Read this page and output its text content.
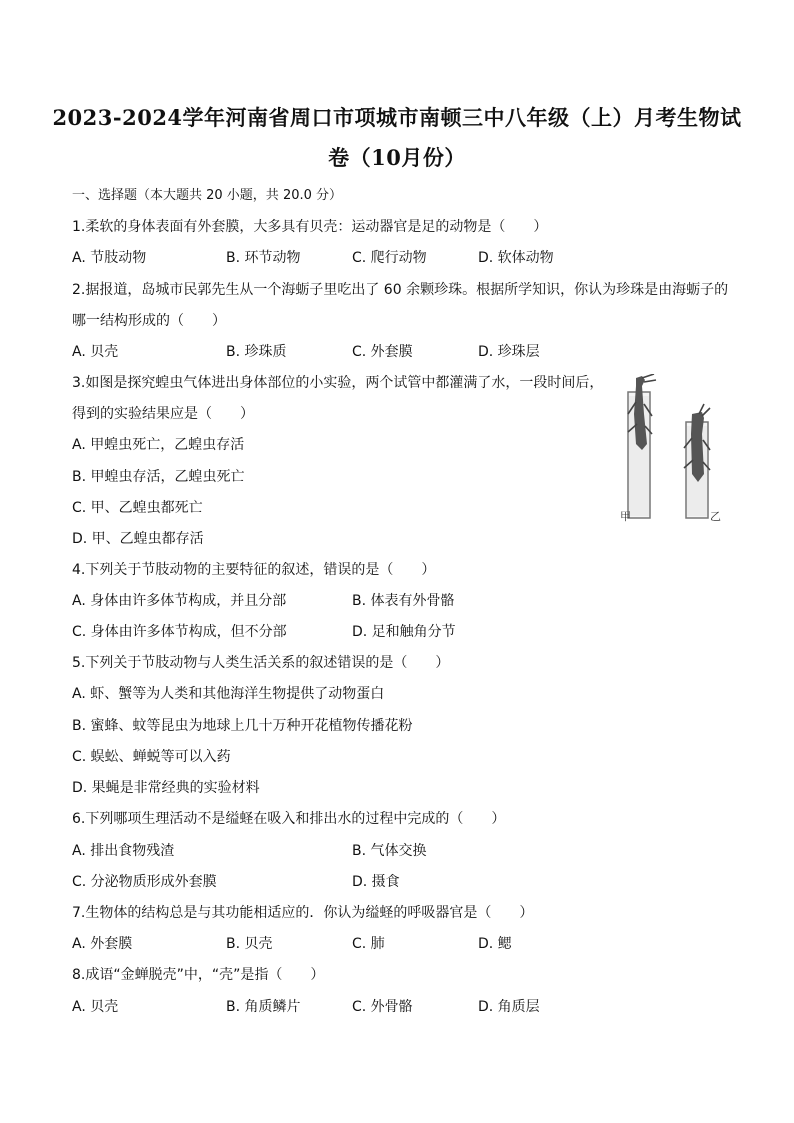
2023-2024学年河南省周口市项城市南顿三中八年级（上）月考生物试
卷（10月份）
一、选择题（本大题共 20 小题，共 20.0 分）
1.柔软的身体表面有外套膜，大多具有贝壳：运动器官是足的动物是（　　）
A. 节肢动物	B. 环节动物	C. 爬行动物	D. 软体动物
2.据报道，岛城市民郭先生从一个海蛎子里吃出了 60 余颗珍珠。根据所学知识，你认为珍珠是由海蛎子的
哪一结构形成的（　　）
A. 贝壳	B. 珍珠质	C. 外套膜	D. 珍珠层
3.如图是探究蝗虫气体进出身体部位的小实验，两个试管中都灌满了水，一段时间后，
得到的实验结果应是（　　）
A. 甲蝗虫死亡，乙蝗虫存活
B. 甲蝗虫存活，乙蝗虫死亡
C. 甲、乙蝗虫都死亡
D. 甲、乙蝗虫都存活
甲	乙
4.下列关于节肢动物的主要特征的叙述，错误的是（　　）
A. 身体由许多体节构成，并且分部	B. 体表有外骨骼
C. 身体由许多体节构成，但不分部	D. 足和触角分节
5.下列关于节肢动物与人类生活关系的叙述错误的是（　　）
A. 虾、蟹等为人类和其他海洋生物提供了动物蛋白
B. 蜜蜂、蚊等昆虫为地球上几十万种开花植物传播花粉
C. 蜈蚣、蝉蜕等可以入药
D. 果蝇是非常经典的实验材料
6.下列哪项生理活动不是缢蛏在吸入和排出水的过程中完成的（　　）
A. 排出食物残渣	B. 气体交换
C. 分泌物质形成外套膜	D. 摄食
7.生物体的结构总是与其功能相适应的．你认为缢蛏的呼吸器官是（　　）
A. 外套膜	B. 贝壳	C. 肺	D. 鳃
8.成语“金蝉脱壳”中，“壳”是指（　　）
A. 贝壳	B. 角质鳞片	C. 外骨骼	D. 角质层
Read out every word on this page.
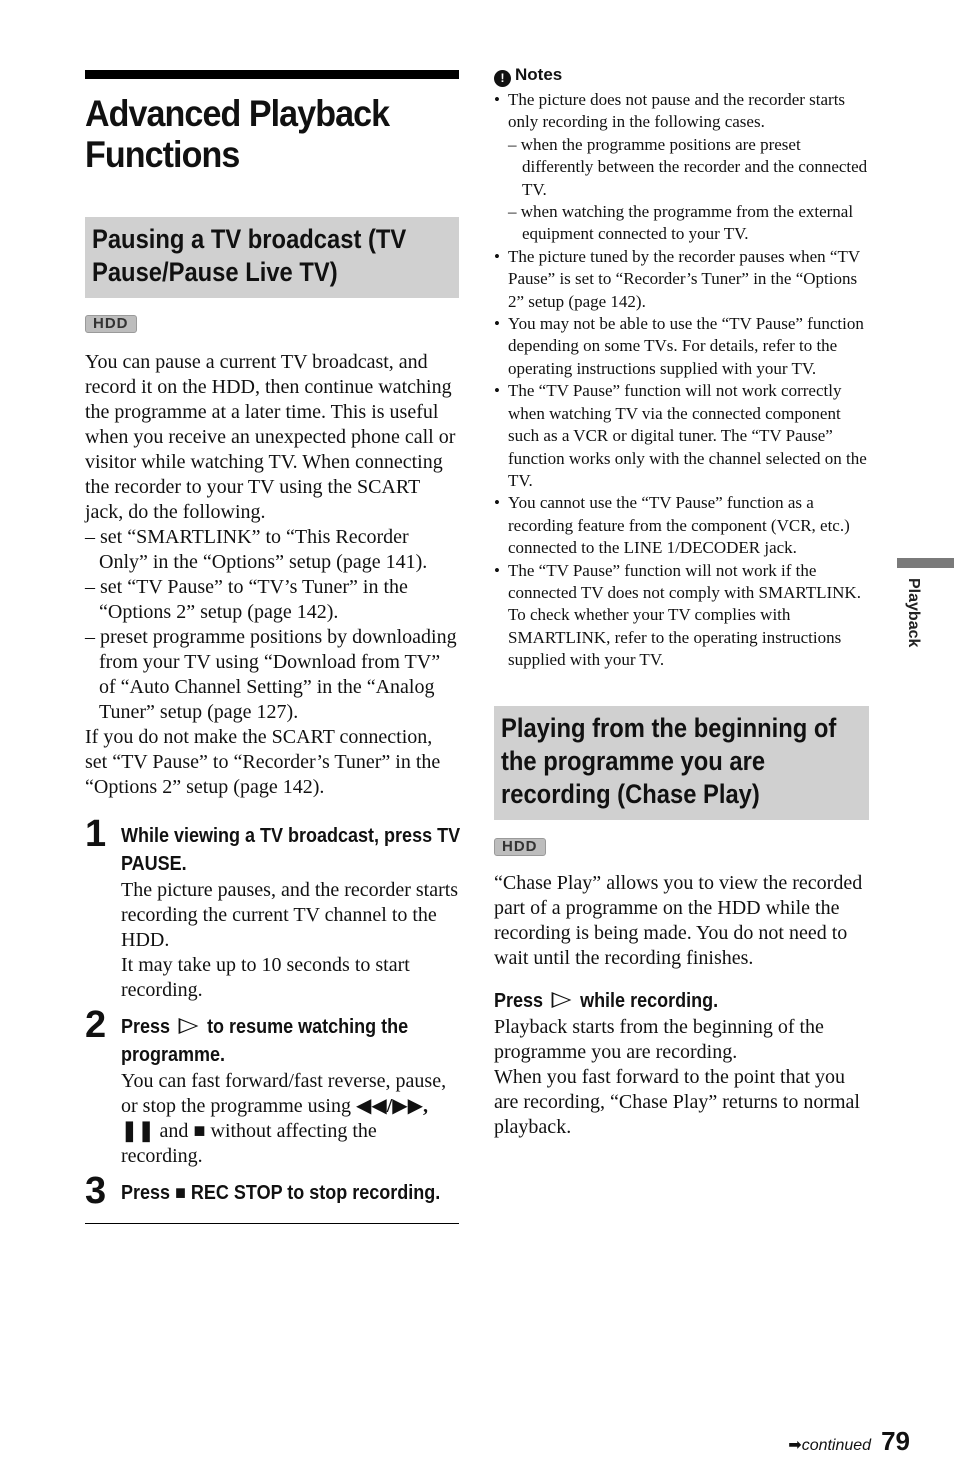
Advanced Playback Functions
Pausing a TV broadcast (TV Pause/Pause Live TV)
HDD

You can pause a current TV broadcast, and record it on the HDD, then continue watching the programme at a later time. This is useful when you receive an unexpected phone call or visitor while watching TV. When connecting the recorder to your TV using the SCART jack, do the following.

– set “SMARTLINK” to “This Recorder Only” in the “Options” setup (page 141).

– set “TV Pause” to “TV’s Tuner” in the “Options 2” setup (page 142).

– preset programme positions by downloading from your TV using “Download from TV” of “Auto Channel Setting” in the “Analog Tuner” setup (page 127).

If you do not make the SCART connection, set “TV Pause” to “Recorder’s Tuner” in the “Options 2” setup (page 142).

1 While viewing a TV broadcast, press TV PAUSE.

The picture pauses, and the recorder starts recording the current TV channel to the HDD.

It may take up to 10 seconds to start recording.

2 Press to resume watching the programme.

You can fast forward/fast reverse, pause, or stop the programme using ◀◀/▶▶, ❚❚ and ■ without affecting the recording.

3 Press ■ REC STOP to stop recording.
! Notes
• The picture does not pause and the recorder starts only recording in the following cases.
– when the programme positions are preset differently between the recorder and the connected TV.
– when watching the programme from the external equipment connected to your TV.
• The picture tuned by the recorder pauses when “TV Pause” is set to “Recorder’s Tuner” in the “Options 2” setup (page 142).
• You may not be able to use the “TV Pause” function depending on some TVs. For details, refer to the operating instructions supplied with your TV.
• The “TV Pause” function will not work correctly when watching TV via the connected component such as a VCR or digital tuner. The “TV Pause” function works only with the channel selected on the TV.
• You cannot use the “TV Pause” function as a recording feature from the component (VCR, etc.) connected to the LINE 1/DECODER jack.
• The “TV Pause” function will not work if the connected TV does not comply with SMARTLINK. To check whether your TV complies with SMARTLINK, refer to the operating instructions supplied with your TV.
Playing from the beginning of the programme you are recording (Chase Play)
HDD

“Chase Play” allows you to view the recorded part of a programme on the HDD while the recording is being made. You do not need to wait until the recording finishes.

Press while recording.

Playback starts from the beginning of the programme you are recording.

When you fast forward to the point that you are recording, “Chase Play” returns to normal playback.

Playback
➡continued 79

Task directions
Go through the data and gather every line that holds "operating".

Response
• You may not be able to use the “TV Pause” function depending on some TVs. For details, refer to the operating instructions supplied with your TV.
• The “TV Pause” function will not work if the connected TV does not comply with SMARTLINK. To check whether your TV complies with SMARTLINK, refer to the operating instructions supplied with your TV.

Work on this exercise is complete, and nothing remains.